TEXT PASSAGE =
===
As filed with the Securities and Exchange Commission on June 3, 2024.
Registration No. 333-275434
UNITED STATES
SECURITIES AND EXCHANGE COMMISSION
Washington, D.C. 20549
_________________
POST-EFFECTIVE AMENDMENT NO. 1
TO
FORM S-1
REGISTRATION STATEMENT
UNDER
THE SECURITIES ACT OF 1933
_________________
SURF AIR MOBILITY INC.
(Exact name of Registrant as specified in its charter)
_________________
| | | | |
Delaware | | 4522 | | 36-5025592 |
(State or other jurisdiction of incorporation or organization) | | (Primary Standard Industrial Classification Code Number) | | (I.R.S. Employer Identification Number) |
12111 S. Crenshaw Blvd.
Hawthorne, CA 90250
(424) 332-5480
(Address, including zip code, and telephone number, including area code, of registrant’s principal executive offices)
_________________
Carl Albert
Surf Air Mobility Inc.
12111 S. Crenshaw Blvd.
Hawthorne, CA 90250
(424) 332-5480
(Name, address, including zip code, and telephone number, including area code, of agent for service)
_________________
With copies to:
Thomas J. Kim
Peter W. Wardle
Gibson, Dunn & Crutcher LLP
333 South Grand Avenue
50th Floor
Los Angeles, California 90071
Telephone: (213) 229-7000
_________________
Approximate date of commencement of proposed sale to the public: Not applicable. Removal from registration of securities that were not sold pursuant to the above referenced registration statement.
If any of the securities being registered on this form are to be offered on a delayed or continuous basis pursuant to Rule 415 under the Securities Act of 1933, check the following box. ☐
If the securities being registered on this Form are being offered in connection with the formation of a holding company and there is compliance with General Instruction G, check the following box. ☐
If this form is filed to register additional securities for an offering pursuant to Rule 462(b) under the Securities Act, check the following box and list the Securities Act registration statement number of the earlier effective registration statement for the same offering. ☐
If this form is a post-effective amendment filed pursuant to Rule 462(c) under the Securities Act, check the following box and list the Securities Act registration statement number of the earlier effective registration statement for the same offering. ☐
If this form is a post-effective amendment filed pursuant to Rule 462(d) under the Securities Act, check the following box and list the Securities Act registration statement number of the earlier effective registration statement for the same offering. ☐
Indicate by check mark whether the registrant is a large accelerated filer, an accelerated filer, a non-accelerated filer, a smaller reporting company or an emerging growth company. See the definitions of “large accelerated filer”, “accelerated filer”, “smaller reporting company” and “emerging growth company” in Rule 12b-2 of the Exchange Act.
===
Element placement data
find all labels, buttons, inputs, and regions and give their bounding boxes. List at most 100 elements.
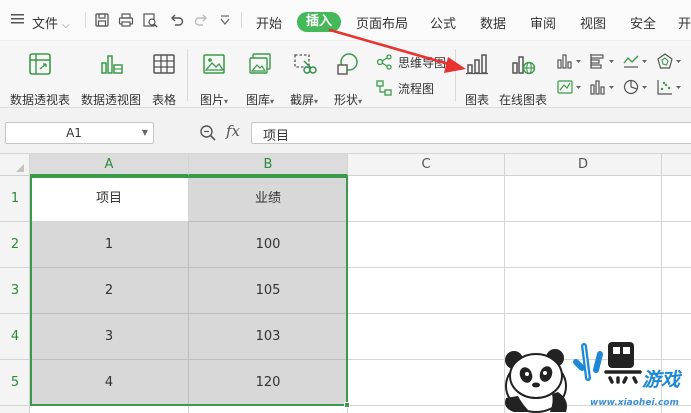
cell-a2[interactable]: 1 — [30, 222, 189, 268]
cell-a3[interactable]: 2 — [30, 268, 189, 314]
cell-e3[interactable] — [662, 268, 691, 314]
tab-page-layout[interactable]: 页面布局 — [356, 13, 408, 32]
row-header-5[interactable]: 5 — [0, 360, 30, 406]
table-button[interactable]: 表格 — [148, 51, 180, 107]
mindmap-button[interactable]: 思维导图 — [376, 53, 456, 71]
pivot-chart-button[interactable]: 数据透视图 — [78, 51, 144, 107]
ribbon-toolbar: 数据透视表 数据透视图 表格 图片▾ 图库▾ 截屏▾ 形状▾ 思维导图 流程图 … — [0, 40, 691, 108]
pie-chart-dropdown[interactable] — [623, 79, 649, 98]
chart-icon — [464, 51, 490, 77]
save-icon[interactable] — [94, 12, 110, 28]
tab-data[interactable]: 数据 — [480, 13, 506, 32]
tab-formulas[interactable]: 公式 — [430, 13, 456, 32]
scatter-chart-dropdown[interactable] — [657, 79, 683, 98]
cell-a1[interactable]: 项目 — [30, 176, 189, 222]
scatter-chart-icon — [657, 80, 681, 95]
gallery-button[interactable]: 图库▾ — [240, 51, 280, 107]
print-preview-icon[interactable] — [142, 12, 158, 28]
formula-input[interactable]: 项目 — [251, 122, 691, 144]
watermark-url: www.xiaohei.com — [590, 398, 679, 408]
cell-d3[interactable] — [505, 268, 662, 314]
cell-a4[interactable]: 3 — [30, 314, 189, 360]
svg-text:游戏: 游戏 — [642, 369, 683, 391]
online-chart-button[interactable]: 在线图表 — [497, 51, 549, 107]
chevron-down-icon: ⌵ — [62, 20, 70, 31]
tab-view[interactable]: 视图 — [580, 13, 606, 32]
line-chart-icon — [623, 55, 647, 68]
column-header-b[interactable]: B — [189, 154, 348, 176]
flowchart-button[interactable]: 流程图 — [376, 79, 446, 97]
name-box-value: A1 — [66, 126, 82, 140]
picture-icon — [201, 51, 227, 77]
cell-c1[interactable] — [348, 176, 505, 222]
column-header-a[interactable]: A — [30, 154, 189, 176]
cell-b6[interactable] — [189, 406, 348, 413]
pivot-table-icon — [27, 51, 53, 77]
tab-security[interactable]: 安全 — [630, 13, 656, 32]
pie-chart-icon — [623, 79, 647, 95]
tab-insert[interactable]: 插入 — [297, 12, 341, 32]
mindmap-icon — [376, 54, 392, 70]
chevron-down-icon: ▼ — [141, 128, 148, 137]
bar-chart-dropdown[interactable] — [590, 53, 616, 72]
cell-c4[interactable] — [348, 314, 505, 360]
insert-function-button[interactable]: fx — [226, 122, 240, 140]
hamburger-menu-icon[interactable] — [11, 13, 25, 28]
cell-b3[interactable]: 105 — [189, 268, 348, 314]
customize-toolbar-icon[interactable] — [219, 14, 235, 30]
tab-home[interactable]: 开始 — [256, 13, 282, 32]
row-header-6[interactable] — [0, 406, 30, 413]
row-header-2[interactable]: 2 — [0, 222, 30, 268]
cell-e2[interactable] — [662, 222, 691, 268]
cell-a5[interactable]: 4 — [30, 360, 189, 406]
print-icon[interactable] — [118, 12, 134, 28]
cell-c3[interactable] — [348, 268, 505, 314]
row-header-3[interactable]: 3 — [0, 268, 30, 314]
pivot-table-button[interactable]: 数据透视表 — [6, 51, 74, 107]
column-chart-icon — [557, 54, 581, 69]
column-header-c[interactable]: C — [348, 154, 505, 176]
zoom-search-icon[interactable] — [199, 124, 217, 145]
chart-label: 图表 — [464, 93, 489, 107]
cell-b2[interactable]: 100 — [189, 222, 348, 268]
line-chart-dropdown[interactable] — [623, 53, 649, 72]
mixed-chart-icon — [557, 80, 581, 94]
cell-b4[interactable]: 103 — [189, 314, 348, 360]
mixed-chart-dropdown[interactable] — [557, 79, 583, 98]
radar-chart-dropdown[interactable] — [657, 53, 683, 72]
cell-b1[interactable]: 业绩 — [189, 176, 348, 222]
cell-c2[interactable] — [348, 222, 505, 268]
fill-handle[interactable] — [344, 402, 350, 408]
name-box[interactable]: A1 ▼ — [5, 122, 154, 144]
pivot-chart-icon — [98, 51, 124, 77]
stock-chart-icon — [590, 80, 614, 95]
select-all-corner[interactable] — [0, 154, 30, 176]
column-chart-dropdown[interactable] — [557, 53, 583, 72]
cell-b5[interactable]: 120 — [189, 360, 348, 406]
divider — [455, 49, 456, 101]
cell-d2[interactable] — [505, 222, 662, 268]
online-chart-label: 在线图表 — [498, 93, 547, 107]
file-menu[interactable]: 文件 ⌵ — [32, 13, 70, 32]
cell-c5[interactable] — [348, 360, 505, 406]
screenshot-button[interactable]: 截屏▾ — [284, 51, 324, 107]
gallery-label: 图库▾ — [245, 93, 275, 107]
tab-developer[interactable]: 开 — [678, 13, 691, 32]
row-header-1[interactable]: 1 — [0, 176, 30, 222]
formula-bar: A1 ▼ fx 项目 — [0, 108, 691, 154]
column-header-d[interactable]: D — [505, 154, 662, 176]
row-header-4[interactable]: 4 — [0, 314, 30, 360]
cell-c6[interactable] — [348, 406, 505, 413]
picture-button[interactable]: 图片▾ — [194, 51, 234, 107]
column-header-e[interactable] — [662, 154, 691, 176]
chart-button[interactable]: 图表 — [460, 51, 494, 107]
tab-review[interactable]: 审阅 — [530, 13, 556, 32]
cell-e1[interactable] — [662, 176, 691, 222]
shapes-button[interactable]: 形状▾ — [328, 51, 368, 107]
cell-d1[interactable] — [505, 176, 662, 222]
undo-icon[interactable] — [169, 12, 185, 28]
stock-chart-dropdown[interactable] — [590, 79, 616, 98]
table-label: 表格 — [151, 93, 176, 107]
redo-icon[interactable] — [193, 12, 209, 28]
cell-a6[interactable] — [30, 406, 189, 413]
===
DIRECTION 1 =
Answer the following about the Surf Air Mobility filing:
(a) In which state is the registrant incorporated?
(b) Which law firm appears under "With copies to:"?
(c) What registration number does the filing carry?
DIRECTION 2 =
Resume the Surf Air Mobility filing, starting after its last sentence.

WRITTEN REPLY 1 =
(a) Delaware
(b) Gibson, Dunn & Crutcher LLP
(c) 333-275434

WRITTEN REPLY 2 =
| | | | | | |
Large accelerated filer | | ☐ | | Accelerated filer | | ☐ |
Non-accelerated filer | | ☒ | | Smaller reporting company | | ☒ |
| | | | Emerging growth company | | ☒ |
If an emerging growth company, indicate by check mark if the registrant has elected not to use the extended transition period for complying with any new or revised financial accounting standards provided pursuant to Section 7(a)(2)(B) of the Securities Act. ☐
If applicable, place an X in the box to designate the appropriate rule provision relied upon in conducting this transaction:
Exchange Act Rule 13e-4(i) (Cross-Border Issuer Tender Offer) ☐
Exchange Act Rule 14d-1(d) (Cross-Border Third-Party Tender Offer) ☐
The Registrant hereby amends this Registration Statement on such date or dates as may be necessary to delay its effective date until the Registrant shall file a further amendment which specifically states that this Registration Statement shall thereafter become effective in accordance with Section 8(a) of the Securities Act of 1933, as amended, or until the Registration Statement shall become effective on such date as the Securities and Exchange Commission, acting pursuant to said Section 8(a), may determine.
DEREGISTRATION OF SECURITIES
This Post-Effective Amendment No. 1 to the Registration Statement on Form S-1 (File No. 333-275434) (the “Registration Statement”) of Surf Air Mobility Inc., a Delaware corporation (the “Company”), which was previously declared effective by the Securities and Exchange Commission on November 13, 2023, is being filed to withdraw and remove from registration all of the Company’s common stock, $0.0001 par value per share (“Common Stock”), registered for resale by the selling stockholder identified in the prospectus, remaining unsold under the Registration Statement.
In accordance with an undertaking made by the Company in the Registration Statement to remove from registration, by means of a post-effective amendment, any of the shares of Common Stock registered under the Registration Statement that remain unsold, the Company hereby removes from registration all of the shares of Common Stock registered but unsold under the Registration Statement as of the date hereof, if any. The Registration Statement is hereby amended, as appropriate, to reflect the deregistration of such securities.
SIGNATURES
Pursuant to the requirements of the Securities Act of 1933, the registrant has duly caused this registration statement to be signed on its behalf by the undersigned, thereunto duly authorized, in the City of Hawthorne, State of California, on June 3, 2024.
Surf Air Mobility Inc.
| | | | |
| | By: | | /s/ Deanna White |
| | | | Deanna White |
| | | | Chief Executive Officer |
Pursuant to the requirements of the Securities Act of 1933, this registration statement has been signed by the following persons in the capacities and on the dates indicated.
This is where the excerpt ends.